### Goal of the exercise
Take the entries below and reproduce them word for word.

### Supplied records
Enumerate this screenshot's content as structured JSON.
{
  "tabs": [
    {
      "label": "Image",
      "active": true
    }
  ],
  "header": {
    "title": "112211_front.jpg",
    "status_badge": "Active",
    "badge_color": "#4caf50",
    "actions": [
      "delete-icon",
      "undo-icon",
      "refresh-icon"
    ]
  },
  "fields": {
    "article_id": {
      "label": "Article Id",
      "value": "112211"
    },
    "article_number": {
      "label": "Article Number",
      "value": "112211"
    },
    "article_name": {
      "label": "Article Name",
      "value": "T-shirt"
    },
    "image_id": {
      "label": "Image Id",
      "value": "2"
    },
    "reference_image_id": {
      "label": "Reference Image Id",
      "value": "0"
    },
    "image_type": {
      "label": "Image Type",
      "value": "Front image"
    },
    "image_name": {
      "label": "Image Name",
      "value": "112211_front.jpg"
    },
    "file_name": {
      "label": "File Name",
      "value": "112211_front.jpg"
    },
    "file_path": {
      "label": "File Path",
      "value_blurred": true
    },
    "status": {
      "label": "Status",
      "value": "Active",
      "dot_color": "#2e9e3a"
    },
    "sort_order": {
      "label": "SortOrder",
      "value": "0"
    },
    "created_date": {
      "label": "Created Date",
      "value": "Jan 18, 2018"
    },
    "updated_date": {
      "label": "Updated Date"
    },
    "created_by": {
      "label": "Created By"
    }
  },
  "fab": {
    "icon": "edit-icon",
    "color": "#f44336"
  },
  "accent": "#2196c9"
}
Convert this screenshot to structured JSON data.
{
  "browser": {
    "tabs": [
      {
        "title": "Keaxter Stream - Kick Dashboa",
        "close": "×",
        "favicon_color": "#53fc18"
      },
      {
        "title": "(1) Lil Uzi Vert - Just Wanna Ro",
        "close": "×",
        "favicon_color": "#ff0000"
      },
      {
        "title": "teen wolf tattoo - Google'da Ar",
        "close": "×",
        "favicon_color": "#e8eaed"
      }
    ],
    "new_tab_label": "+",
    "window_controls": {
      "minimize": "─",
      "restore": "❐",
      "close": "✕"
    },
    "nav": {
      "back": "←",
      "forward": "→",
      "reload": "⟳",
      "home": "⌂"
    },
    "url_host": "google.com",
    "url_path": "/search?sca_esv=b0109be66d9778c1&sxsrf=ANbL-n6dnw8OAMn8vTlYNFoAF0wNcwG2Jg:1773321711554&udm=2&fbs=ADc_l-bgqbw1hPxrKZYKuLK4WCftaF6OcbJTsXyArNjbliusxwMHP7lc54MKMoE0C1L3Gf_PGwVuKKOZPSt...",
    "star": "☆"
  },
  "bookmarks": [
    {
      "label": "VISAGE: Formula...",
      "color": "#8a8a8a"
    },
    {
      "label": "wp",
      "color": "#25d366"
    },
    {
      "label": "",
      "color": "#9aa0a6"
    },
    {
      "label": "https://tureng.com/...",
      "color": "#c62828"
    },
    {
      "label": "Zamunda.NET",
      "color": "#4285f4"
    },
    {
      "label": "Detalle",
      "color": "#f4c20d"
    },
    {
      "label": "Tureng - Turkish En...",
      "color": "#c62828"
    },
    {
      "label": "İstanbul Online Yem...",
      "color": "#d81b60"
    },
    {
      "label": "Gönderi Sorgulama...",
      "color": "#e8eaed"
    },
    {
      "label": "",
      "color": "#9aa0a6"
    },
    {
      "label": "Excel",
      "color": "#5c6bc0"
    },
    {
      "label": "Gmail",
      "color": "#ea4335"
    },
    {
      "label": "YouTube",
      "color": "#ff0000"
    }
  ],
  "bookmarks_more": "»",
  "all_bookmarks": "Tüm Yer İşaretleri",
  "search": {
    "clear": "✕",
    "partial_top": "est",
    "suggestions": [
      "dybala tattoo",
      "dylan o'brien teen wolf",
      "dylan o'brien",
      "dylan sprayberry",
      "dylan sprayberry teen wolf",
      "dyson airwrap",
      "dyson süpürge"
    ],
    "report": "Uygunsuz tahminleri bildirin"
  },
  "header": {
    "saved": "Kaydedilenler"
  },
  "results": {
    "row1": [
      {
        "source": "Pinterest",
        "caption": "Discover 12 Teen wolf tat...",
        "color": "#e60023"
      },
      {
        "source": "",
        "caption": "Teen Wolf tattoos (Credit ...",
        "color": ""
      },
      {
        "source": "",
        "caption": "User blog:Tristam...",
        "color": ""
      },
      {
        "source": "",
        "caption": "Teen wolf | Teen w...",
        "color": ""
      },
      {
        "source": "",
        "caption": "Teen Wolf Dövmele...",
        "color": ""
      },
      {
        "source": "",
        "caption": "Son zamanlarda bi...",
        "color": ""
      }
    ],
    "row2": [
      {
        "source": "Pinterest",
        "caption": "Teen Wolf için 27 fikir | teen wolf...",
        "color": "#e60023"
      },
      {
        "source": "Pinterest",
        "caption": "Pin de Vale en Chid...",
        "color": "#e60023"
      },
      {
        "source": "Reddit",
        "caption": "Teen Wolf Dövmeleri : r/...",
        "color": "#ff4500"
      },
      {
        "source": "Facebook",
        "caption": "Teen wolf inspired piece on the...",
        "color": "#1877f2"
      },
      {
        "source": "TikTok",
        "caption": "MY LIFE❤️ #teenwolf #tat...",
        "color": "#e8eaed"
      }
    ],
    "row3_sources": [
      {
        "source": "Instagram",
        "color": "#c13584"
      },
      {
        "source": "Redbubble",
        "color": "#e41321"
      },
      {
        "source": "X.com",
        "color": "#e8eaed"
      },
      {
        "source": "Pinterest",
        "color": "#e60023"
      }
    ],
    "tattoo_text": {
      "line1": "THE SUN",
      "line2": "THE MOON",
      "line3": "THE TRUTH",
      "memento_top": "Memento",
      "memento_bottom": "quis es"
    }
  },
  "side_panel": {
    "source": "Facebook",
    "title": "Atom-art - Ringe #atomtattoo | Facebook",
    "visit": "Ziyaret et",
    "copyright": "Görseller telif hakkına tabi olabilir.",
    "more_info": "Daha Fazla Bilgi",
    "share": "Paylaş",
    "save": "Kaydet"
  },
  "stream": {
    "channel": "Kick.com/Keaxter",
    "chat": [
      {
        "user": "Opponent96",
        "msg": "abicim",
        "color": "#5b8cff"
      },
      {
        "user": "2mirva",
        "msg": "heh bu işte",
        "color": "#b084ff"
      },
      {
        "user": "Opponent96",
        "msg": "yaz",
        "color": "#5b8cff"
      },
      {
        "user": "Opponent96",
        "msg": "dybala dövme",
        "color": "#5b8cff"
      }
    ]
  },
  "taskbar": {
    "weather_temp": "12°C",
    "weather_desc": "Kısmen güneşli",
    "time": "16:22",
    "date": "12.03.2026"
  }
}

### The result
Enumerate this screenshot's content as structured JSON.
{
  "tabs": [
    {
      "label": "Image",
      "active": true
    }
  ],
  "header": {
    "title": "112211_front.jpg",
    "status_badge": "Active",
    "badge_color": "#4caf50",
    "actions": [
      "delete-icon",
      "undo-icon",
      "refresh-icon"
    ]
  },
  "fields": {
    "article_id": {
      "label": "Article Id",
      "value": "112211"
    },
    "article_number": {
      "label": "Article Number",
      "value": "112211"
    },
    "article_name": {
      "label": "Article Name",
      "value": "T-shirt"
    },
    "image_id": {
      "label": "Image Id",
      "value": "2"
    },
    "reference_image_id": {
      "label": "Reference Image Id",
      "value": "0"
    },
    "image_type": {
      "label": "Image Type",
      "value": "Front image"
    },
    "image_name": {
      "label": "Image Name",
      "value": "112211_front.jpg"
    },
    "file_name": {
      "label": "File Name",
      "value": "112211_front.jpg"
    },
    "file_path": {
      "label": "File Path",
      "value_blurred": true
    },
    "status": {
      "label": "Status",
      "value": "Active",
      "dot_color": "#2e9e3a"
    },
    "sort_order": {
      "label": "SortOrder",
      "value": "0"
    },
    "created_date": {
      "label": "Created Date",
      "value": "Jan 18, 2018"
    },
    "updated_date": {
      "label": "Updated Date"
    },
    "created_by": {
      "label": "Created By"
    }
  },
  "fab": {
    "icon": "edit-icon",
    "color": "#f44336"
  },
  "accent": "#2196c9"
}
Convert this screenshot to structured JSON data.
{
  "browser": {
    "tabs": [
      {
        "title": "Keaxter Stream - Kick Dashboa",
        "close": "×",
        "favicon_color": "#53fc18"
      },
      {
        "title": "(1) Lil Uzi Vert - Just Wanna Ro",
        "close": "×",
        "favicon_color": "#ff0000"
      },
      {
        "title": "teen wolf tattoo - Google'da Ar",
        "close": "×",
        "favicon_color": "#e8eaed"
      }
    ],
    "new_tab_label": "+",
    "window_controls": {
      "minimize": "─",
      "restore": "❐",
      "close": "✕"
    },
    "nav": {
      "back": "←",
      "forward": "→",
      "reload": "⟳",
      "home": "⌂"
    },
    "url_host": "google.com",
    "url_path": "/search?sca_esv=b0109be66d9778c1&sxsrf=ANbL-n6dnw8OAMn8vTlYNFoAF0wNcwG2Jg:1773321711554&udm=2&fbs=ADc_l-bgqbw1hPxrKZYKuLK4WCftaF6OcbJTsXyArNjbliusxwMHP7lc54MKMoE0C1L3Gf_PGwVuKKOZPSt...",
    "star": "☆"
  },
  "bookmarks": [
    {
      "label": "VISAGE: Formula...",
      "color": "#8a8a8a"
    },
    {
      "label": "wp",
      "color": "#25d366"
    },
    {
      "label": "",
      "color": "#9aa0a6"
    },
    {
      "label": "https://tureng.com/...",
      "color": "#c62828"
    },
    {
      "label": "Zamunda.NET",
      "color": "#4285f4"
    },
    {
      "label": "Detalle",
      "color": "#f4c20d"
    },
    {
      "label": "Tureng - Turkish En...",
      "color": "#c62828"
    },
    {
      "label": "İstanbul Online Yem...",
      "color": "#d81b60"
    },
    {
      "label": "Gönderi Sorgulama...",
      "color": "#e8eaed"
    },
    {
      "label": "",
      "color": "#9aa0a6"
    },
    {
      "label": "Excel",
      "color": "#5c6bc0"
    },
    {
      "label": "Gmail",
      "color": "#ea4335"
    },
    {
      "label": "YouTube",
      "color": "#ff0000"
    }
  ],
  "bookmarks_more": "»",
  "all_bookmarks": "Tüm Yer İşaretleri",
  "search": {
    "clear": "✕",
    "partial_top": "est",
    "suggestions": [
      "dybala tattoo",
      "dylan o'brien teen wolf",
      "dylan o'brien",
      "dylan sprayberry",
      "dylan sprayberry teen wolf",
      "dyson airwrap",
      "dyson süpürge"
    ],
    "report": "Uygunsuz tahminleri bildirin"
  },
  "header": {
    "saved": "Kaydedilenler"
  },
  "results": {
    "row1": [
      {
        "source": "Pinterest",
        "caption": "Discover 12 Teen wolf tat...",
        "color": "#e60023"
      },
      {
        "source": "",
        "caption": "Teen Wolf tattoos (Credit ...",
        "color": ""
      },
      {
        "source": "",
        "caption": "User blog:Tristam...",
        "color": ""
      },
      {
        "source": "",
        "caption": "Teen wolf | Teen w...",
        "color": ""
      },
      {
        "source": "",
        "caption": "Teen Wolf Dövmele...",
        "color": ""
      },
      {
        "source": "",
        "caption": "Son zamanlarda bi...",
        "color": ""
      }
    ],
    "row2": [
      {
        "source": "Pinterest",
        "caption": "Teen Wolf için 27 fikir | teen wolf...",
        "color": "#e60023"
      },
      {
        "source": "Pinterest",
        "caption": "Pin de Vale en Chid...",
        "color": "#e60023"
      },
      {
        "source": "Reddit",
        "caption": "Teen Wolf Dövmeleri : r/...",
        "color": "#ff4500"
      },
      {
        "source": "Facebook",
        "caption": "Teen wolf inspired piece on the...",
        "color": "#1877f2"
      },
      {
        "source": "TikTok",
        "caption": "MY LIFE❤️ #teenwolf #tat...",
        "color": "#e8eaed"
      }
    ],
    "row3_sources": [
      {
        "source": "Instagram",
        "color": "#c13584"
      },
      {
        "source": "Redbubble",
        "color": "#e41321"
      },
      {
        "source": "X.com",
        "color": "#e8eaed"
      },
      {
        "source": "Pinterest",
        "color": "#e60023"
      }
    ],
    "tattoo_text": {
      "line1": "THE SUN",
      "line2": "THE MOON",
      "line3": "THE TRUTH",
      "memento_top": "Memento",
      "memento_bottom": "quis es"
    }
  },
  "side_panel": {
    "source": "Facebook",
    "title": "Atom-art - Ringe #atomtattoo | Facebook",
    "visit": "Ziyaret et",
    "copyright": "Görseller telif hakkına tabi olabilir.",
    "more_info": "Daha Fazla Bilgi",
    "share": "Paylaş",
    "save": "Kaydet"
  },
  "stream": {
    "channel": "Kick.com/Keaxter",
    "chat": [
      {
        "user": "Opponent96",
        "msg": "abicim",
        "color": "#5b8cff"
      },
      {
        "user": "2mirva",
        "msg": "heh bu işte",
        "color": "#b084ff"
      },
      {
        "user": "Opponent96",
        "msg": "yaz",
        "color": "#5b8cff"
      },
      {
        "user": "Opponent96",
        "msg": "dybala dövme",
        "color": "#5b8cff"
      }
    ]
  },
  "taskbar": {
    "weather_temp": "12°C",
    "weather_desc": "Kısmen güneşli",
    "time": "16:22",
    "date": "12.03.2026"
  }
}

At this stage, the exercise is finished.